BEGIN RECORD SET

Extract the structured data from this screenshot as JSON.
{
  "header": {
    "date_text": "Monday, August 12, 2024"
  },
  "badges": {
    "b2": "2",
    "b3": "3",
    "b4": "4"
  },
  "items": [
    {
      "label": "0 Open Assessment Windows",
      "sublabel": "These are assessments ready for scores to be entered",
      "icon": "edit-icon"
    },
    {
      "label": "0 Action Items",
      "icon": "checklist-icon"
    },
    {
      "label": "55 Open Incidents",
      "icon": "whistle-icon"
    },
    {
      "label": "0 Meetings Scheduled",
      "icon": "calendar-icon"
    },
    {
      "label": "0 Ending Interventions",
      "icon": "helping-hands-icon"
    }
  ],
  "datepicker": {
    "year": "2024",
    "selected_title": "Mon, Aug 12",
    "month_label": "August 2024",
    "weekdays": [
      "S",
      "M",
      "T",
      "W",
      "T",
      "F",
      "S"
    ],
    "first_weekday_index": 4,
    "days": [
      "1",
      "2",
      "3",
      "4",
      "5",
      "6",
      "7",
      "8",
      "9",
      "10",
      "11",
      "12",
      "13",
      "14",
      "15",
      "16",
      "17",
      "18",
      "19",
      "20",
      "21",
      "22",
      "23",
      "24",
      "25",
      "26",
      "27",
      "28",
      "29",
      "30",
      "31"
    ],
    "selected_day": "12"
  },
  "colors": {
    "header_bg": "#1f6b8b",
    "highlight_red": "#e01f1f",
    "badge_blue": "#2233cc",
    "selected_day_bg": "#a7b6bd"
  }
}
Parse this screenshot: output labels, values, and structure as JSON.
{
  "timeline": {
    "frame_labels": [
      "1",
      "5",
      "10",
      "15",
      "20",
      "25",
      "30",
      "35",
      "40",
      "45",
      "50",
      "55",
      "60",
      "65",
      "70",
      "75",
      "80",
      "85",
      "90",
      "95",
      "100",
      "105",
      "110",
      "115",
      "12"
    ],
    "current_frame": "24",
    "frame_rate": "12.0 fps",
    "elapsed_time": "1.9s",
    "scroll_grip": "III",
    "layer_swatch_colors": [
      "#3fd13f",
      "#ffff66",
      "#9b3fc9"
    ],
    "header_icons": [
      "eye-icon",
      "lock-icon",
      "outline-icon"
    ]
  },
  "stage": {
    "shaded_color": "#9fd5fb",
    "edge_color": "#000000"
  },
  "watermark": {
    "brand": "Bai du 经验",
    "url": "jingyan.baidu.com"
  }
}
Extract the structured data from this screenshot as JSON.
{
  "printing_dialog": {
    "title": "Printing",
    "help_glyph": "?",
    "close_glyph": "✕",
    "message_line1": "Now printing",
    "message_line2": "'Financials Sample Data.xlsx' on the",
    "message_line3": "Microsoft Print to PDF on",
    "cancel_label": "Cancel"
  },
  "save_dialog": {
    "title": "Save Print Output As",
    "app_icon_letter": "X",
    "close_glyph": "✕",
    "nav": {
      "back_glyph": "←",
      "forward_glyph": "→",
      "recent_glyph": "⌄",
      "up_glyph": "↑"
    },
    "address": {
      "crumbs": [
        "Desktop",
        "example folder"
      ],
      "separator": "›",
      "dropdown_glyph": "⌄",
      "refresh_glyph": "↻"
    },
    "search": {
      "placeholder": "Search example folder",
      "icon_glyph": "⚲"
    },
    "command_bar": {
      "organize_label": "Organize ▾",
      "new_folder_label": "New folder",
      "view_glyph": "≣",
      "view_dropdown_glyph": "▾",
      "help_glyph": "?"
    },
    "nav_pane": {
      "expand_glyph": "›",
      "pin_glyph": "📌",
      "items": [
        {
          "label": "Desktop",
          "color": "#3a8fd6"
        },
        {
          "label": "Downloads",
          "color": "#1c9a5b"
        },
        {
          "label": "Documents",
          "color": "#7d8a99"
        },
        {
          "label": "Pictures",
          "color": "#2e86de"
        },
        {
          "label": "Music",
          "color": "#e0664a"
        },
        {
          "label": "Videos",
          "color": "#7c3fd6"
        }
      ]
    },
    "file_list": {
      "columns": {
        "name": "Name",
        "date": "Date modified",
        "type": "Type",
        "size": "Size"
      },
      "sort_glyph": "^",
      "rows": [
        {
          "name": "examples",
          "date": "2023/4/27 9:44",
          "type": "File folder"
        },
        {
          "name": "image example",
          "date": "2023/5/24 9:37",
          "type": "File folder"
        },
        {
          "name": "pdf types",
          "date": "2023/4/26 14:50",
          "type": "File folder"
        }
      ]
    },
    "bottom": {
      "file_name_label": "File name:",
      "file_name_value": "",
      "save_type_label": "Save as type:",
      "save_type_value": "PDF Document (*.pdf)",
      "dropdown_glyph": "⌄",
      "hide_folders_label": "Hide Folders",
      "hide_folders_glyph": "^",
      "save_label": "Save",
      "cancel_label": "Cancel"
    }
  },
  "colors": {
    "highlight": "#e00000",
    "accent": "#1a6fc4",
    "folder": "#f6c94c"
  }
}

END RECORD SET

### EXERCISE PROMPT:
The records above need to be transcribed in full. Keep every character unchanged.

### RESPONSE TO THIS TASK:
Extract the structured data from this screenshot as JSON.
{
  "header": {
    "date_text": "Monday, August 12, 2024"
  },
  "badges": {
    "b2": "2",
    "b3": "3",
    "b4": "4"
  },
  "items": [
    {
      "label": "0 Open Assessment Windows",
      "sublabel": "These are assessments ready for scores to be entered",
      "icon": "edit-icon"
    },
    {
      "label": "0 Action Items",
      "icon": "checklist-icon"
    },
    {
      "label": "55 Open Incidents",
      "icon": "whistle-icon"
    },
    {
      "label": "0 Meetings Scheduled",
      "icon": "calendar-icon"
    },
    {
      "label": "0 Ending Interventions",
      "icon": "helping-hands-icon"
    }
  ],
  "datepicker": {
    "year": "2024",
    "selected_title": "Mon, Aug 12",
    "month_label": "August 2024",
    "weekdays": [
      "S",
      "M",
      "T",
      "W",
      "T",
      "F",
      "S"
    ],
    "first_weekday_index": 4,
    "days": [
      "1",
      "2",
      "3",
      "4",
      "5",
      "6",
      "7",
      "8",
      "9",
      "10",
      "11",
      "12",
      "13",
      "14",
      "15",
      "16",
      "17",
      "18",
      "19",
      "20",
      "21",
      "22",
      "23",
      "24",
      "25",
      "26",
      "27",
      "28",
      "29",
      "30",
      "31"
    ],
    "selected_day": "12"
  },
  "colors": {
    "header_bg": "#1f6b8b",
    "highlight_red": "#e01f1f",
    "badge_blue": "#2233cc",
    "selected_day_bg": "#a7b6bd"
  }
}
Parse this screenshot: output labels, values, and structure as JSON.
{
  "timeline": {
    "frame_labels": [
      "1",
      "5",
      "10",
      "15",
      "20",
      "25",
      "30",
      "35",
      "40",
      "45",
      "50",
      "55",
      "60",
      "65",
      "70",
      "75",
      "80",
      "85",
      "90",
      "95",
      "100",
      "105",
      "110",
      "115",
      "12"
    ],
    "current_frame": "24",
    "frame_rate": "12.0 fps",
    "elapsed_time": "1.9s",
    "scroll_grip": "III",
    "layer_swatch_colors": [
      "#3fd13f",
      "#ffff66",
      "#9b3fc9"
    ],
    "header_icons": [
      "eye-icon",
      "lock-icon",
      "outline-icon"
    ]
  },
  "stage": {
    "shaded_color": "#9fd5fb",
    "edge_color": "#000000"
  },
  "watermark": {
    "brand": "Bai du 经验",
    "url": "jingyan.baidu.com"
  }
}
Extract the structured data from this screenshot as JSON.
{
  "printing_dialog": {
    "title": "Printing",
    "help_glyph": "?",
    "close_glyph": "✕",
    "message_line1": "Now printing",
    "message_line2": "'Financials Sample Data.xlsx' on the",
    "message_line3": "Microsoft Print to PDF on",
    "cancel_label": "Cancel"
  },
  "save_dialog": {
    "title": "Save Print Output As",
    "app_icon_letter": "X",
    "close_glyph": "✕",
    "nav": {
      "back_glyph": "←",
      "forward_glyph": "→",
      "recent_glyph": "⌄",
      "up_glyph": "↑"
    },
    "address": {
      "crumbs": [
        "Desktop",
        "example folder"
      ],
      "separator": "›",
      "dropdown_glyph": "⌄",
      "refresh_glyph": "↻"
    },
    "search": {
      "placeholder": "Search example folder",
      "icon_glyph": "⚲"
    },
    "command_bar": {
      "organize_label": "Organize ▾",
      "new_folder_label": "New folder",
      "view_glyph": "≣",
      "view_dropdown_glyph": "▾",
      "help_glyph": "?"
    },
    "nav_pane": {
      "expand_glyph": "›",
      "pin_glyph": "📌",
      "items": [
        {
          "label": "Desktop",
          "color": "#3a8fd6"
        },
        {
          "label": "Downloads",
          "color": "#1c9a5b"
        },
        {
          "label": "Documents",
          "color": "#7d8a99"
        },
        {
          "label": "Pictures",
          "color": "#2e86de"
        },
        {
          "label": "Music",
          "color": "#e0664a"
        },
        {
          "label": "Videos",
          "color": "#7c3fd6"
        }
      ]
    },
    "file_list": {
      "columns": {
        "name": "Name",
        "date": "Date modified",
        "type": "Type",
        "size": "Size"
      },
      "sort_glyph": "^",
      "rows": [
        {
          "name": "examples",
          "date": "2023/4/27 9:44",
          "type": "File folder"
        },
        {
          "name": "image example",
          "date": "2023/5/24 9:37",
          "type": "File folder"
        },
        {
          "name": "pdf types",
          "date": "2023/4/26 14:50",
          "type": "File folder"
        }
      ]
    },
    "bottom": {
      "file_name_label": "File name:",
      "file_name_value": "",
      "save_type_label": "Save as type:",
      "save_type_value": "PDF Document (*.pdf)",
      "dropdown_glyph": "⌄",
      "hide_folders_label": "Hide Folders",
      "hide_folders_glyph": "^",
      "save_label": "Save",
      "cancel_label": "Cancel"
    }
  },
  "colors": {
    "highlight": "#e00000",
    "accent": "#1a6fc4",
    "folder": "#f6c94c"
  }
}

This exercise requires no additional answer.